**THE EXERCISE:** Locate the string "Slovenskej" in the records below. Copy every line where it occurs.

-- START --

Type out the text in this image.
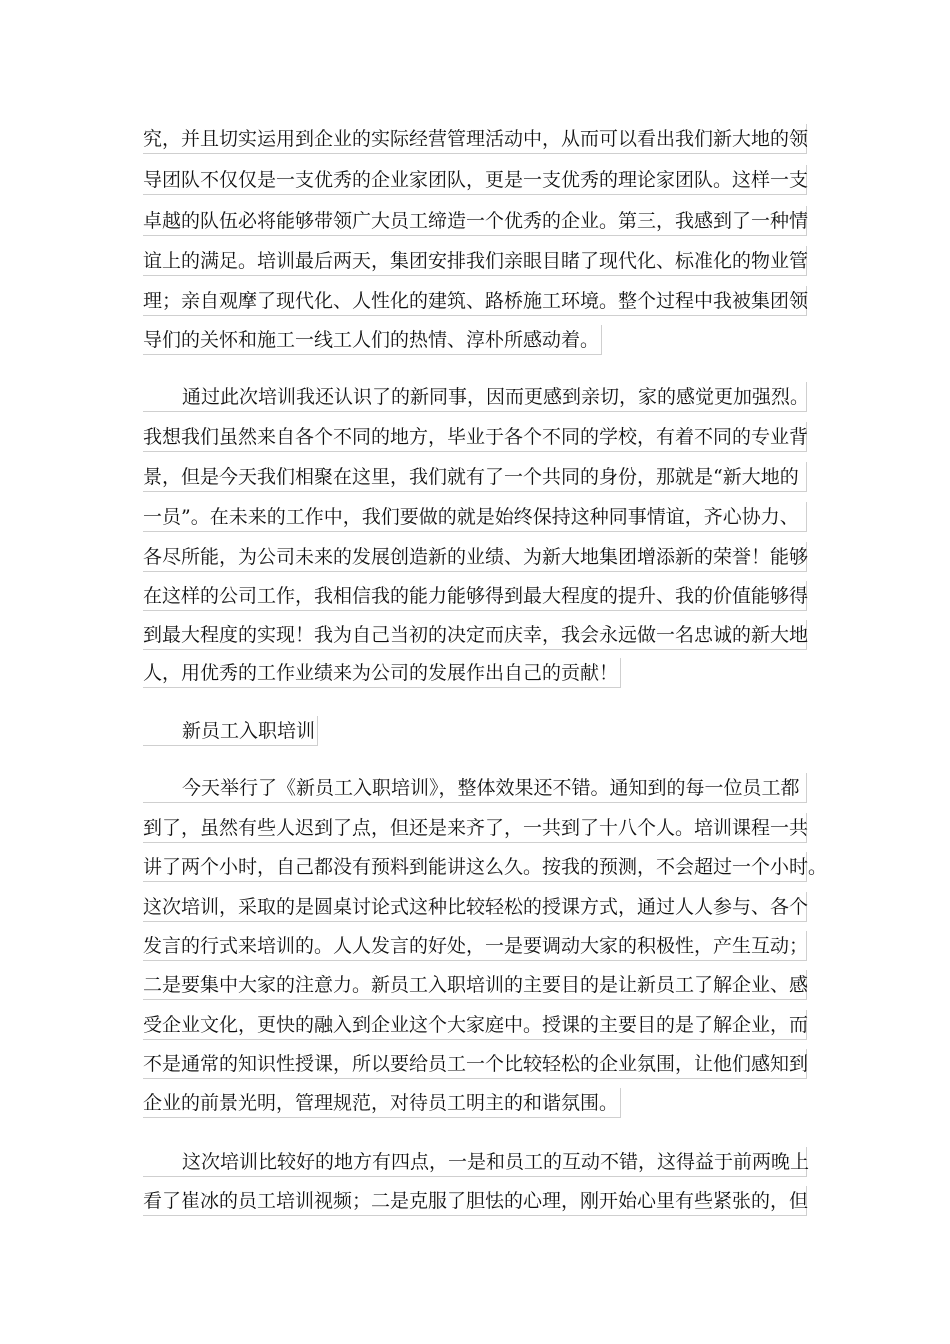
究，并且切实运用到企业的实际经营管理活动中，从而可以看出我们新大地的领
导团队不仅仅是一支优秀的企业家团队，更是一支优秀的理论家团队。这样一支
卓越的队伍必将能够带领广大员工缔造一个优秀的企业。第三，我感到了一种情
谊上的满足。培训最后两天，集团安排我们亲眼目睹了现代化、标准化的物业管
理；亲自观摩了现代化、人性化的建筑、路桥施工环境。整个过程中我被集团领
导们的关怀和施工一线工人们的热情、淳朴所感动着。
通过此次培训我还认识了的新同事，因而更感到亲切，家的感觉更加强烈。
我想我们虽然来自各个不同的地方，毕业于各个不同的学校，有着不同的专业背
景，但是今天我们相聚在这里，我们就有了一个共同的身份，那就是“新大地的
一员”。在未来的工作中，我们要做的就是始终保持这种同事情谊，齐心协力、
各尽所能，为公司未来的发展创造新的业绩、为新大地集团增添新的荣誉！能够
在这样的公司工作，我相信我的能力能够得到最大程度的提升、我的价值能够得
到最大程度的实现！我为自己当初的决定而庆幸，我会永远做一名忠诚的新大地
人，用优秀的工作业绩来为公司的发展作出自己的贡献！
新员工入职培训
今天举行了《新员工入职培训》，整体效果还不错。通知到的每一位员工都
到了，虽然有些人迟到了点，但还是来齐了，一共到了十八个人。培训课程一共
讲了两个小时，自己都没有预料到能讲这么久。按我的预测，不会超过一个小时。
这次培训，采取的是圆桌讨论式这种比较轻松的授课方式，通过人人参与、各个
发言的行式来培训的。人人发言的好处，一是要调动大家的积极性，产生互动；
二是要集中大家的注意力。新员工入职培训的主要目的是让新员工了解企业、感
受企业文化，更快的融入到企业这个大家庭中。授课的主要目的是了解企业，而
不是通常的知识性授课，所以要给员工一个比较轻松的企业氛围，让他们感知到
企业的前景光明，管理规范，对待员工明主的和谐氛围。
这次培训比较好的地方有四点，一是和员工的互动不错，这得益于前两晚上
看了崔冰的员工培训视频；二是克服了胆怯的心理，刚开始心里有些紧张的，但
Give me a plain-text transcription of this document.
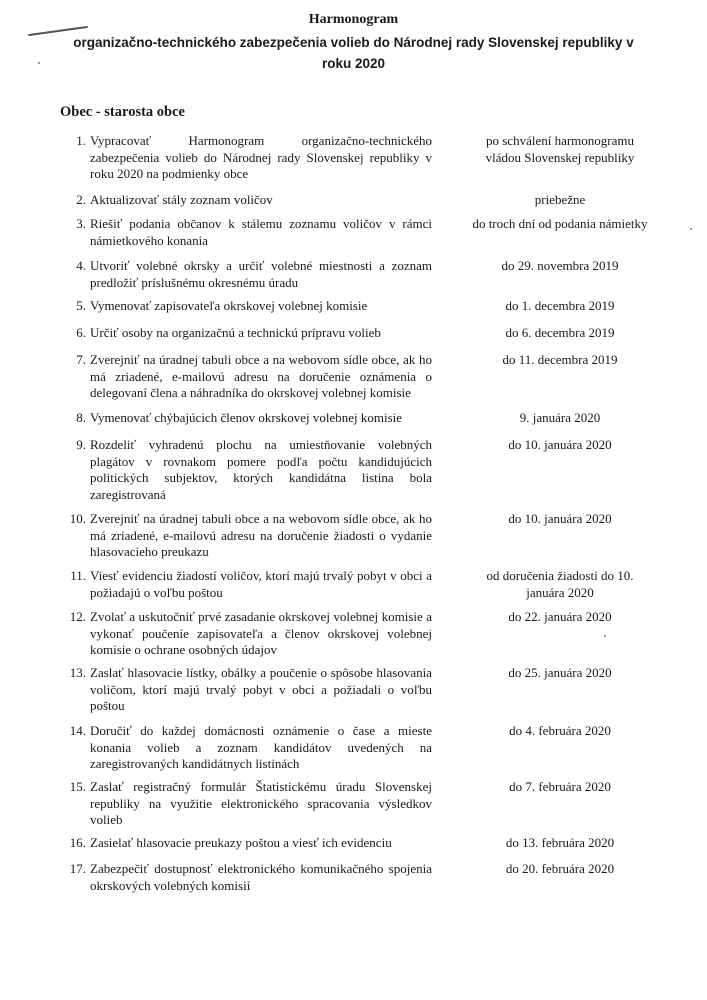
Harmonogram
organizačno-technického zabezpečenia volieb do Národnej rady Slovenskej republiky v
roku 2020
Obec - starosta obce
1. Vypracovať Harmonogram organizačno-technického zabezpečenia volieb do Národnej rady Slovenskej republiky v roku 2020 na podmienky obce
po schválení harmonogramu vládou Slovenskej republiky
2. Aktualizovať stály zoznam voličov	priebežne
3. Riešiť podania občanov k stálemu zoznamu voličov v rámci námietkového konania
do troch dní od podania námietky
4. Utvoriť volebné okrsky a určiť volebné miestnosti a zoznam predložiť príslušnému okresnému úradu
do 29. novembra 2019
5. Vymenovať zapisovateľa okrskovej volebnej komisie	do 1. decembra 2019
6. Určiť osoby na organizačnú a technickú prípravu volieb	do 6. decembra 2019
7. Zverejniť na úradnej tabuli obce a na webovom sídle obce, ak ho má zriadené, e-mailovú adresu na doručenie oznámenia o delegovaní člena a náhradníka do okrskovej volebnej komisie
do 11. decembra 2019
8. Vymenovať chýbajúcich členov okrskovej volebnej komisie	9. januára 2020
9. Rozdeliť vyhradenú plochu na umiestňovanie volebných plagátov v rovnakom pomere podľa počtu kandidujúcich politických subjektov, ktorých kandidátna listina bola zaregistrovaná
do 10. januára 2020
10. Zverejniť na úradnej tabuli obce a na webovom sídle obce, ak ho má zriadené, e-mailovú adresu na doručenie žiadosti o vydanie hlasovacieho preukazu
do 10. januára 2020
11. Viesť evidenciu žiadostí voličov, ktorí majú trvalý pobyt v obci a požiadajú o voľbu poštou
od doručenia žiadosti do 10. januára 2020
12. Zvolať a uskutočniť prvé zasadanie okrskovej volebnej komisie a vykonať poučenie zapisovateľa a členov okrskovej volebnej komisie o ochrane osobných údajov
do 22. januára 2020
13. Zaslať hlasovacie lístky, obálky a poučenie o spôsobe hlasovania voličom, ktorí majú trvalý pobyt v obci a požiadali o voľbu poštou
do 25. januára 2020
14. Doručiť do každej domácnosti oznámenie o čase a mieste konania volieb a zoznam kandidátov uvedených na zaregistrovaných kandidátnych listinách
do 4. februára 2020
15. Zaslať registračný formulár Štatistickému úradu Slovenskej republiky na využitie elektronického spracovania výsledkov volieb
do 7. februára 2020
16. Zasielať hlasovacie preukazy poštou a viesť ich evidenciu	do 13. februára 2020
17. Zabezpečiť dostupnosť elektronického komunikačného spojenia okrskových volebných komisií
do 20. februára 2020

-- END --

**RESULT:**
organizačno-technického zabezpečenia volieb do Národnej rady Slovenskej republiky v
1. Vypracovať Harmonogram organizačno-technického zabezpečenia volieb do Národnej rady Slovenskej republiky v roku 2020 na podmienky obce
po schválení harmonogramu vládou Slovenskej republiky
15. Zaslať registračný formulár Štatistickému úradu Slovenskej republiky na využitie elektronického spracovania výsledkov volieb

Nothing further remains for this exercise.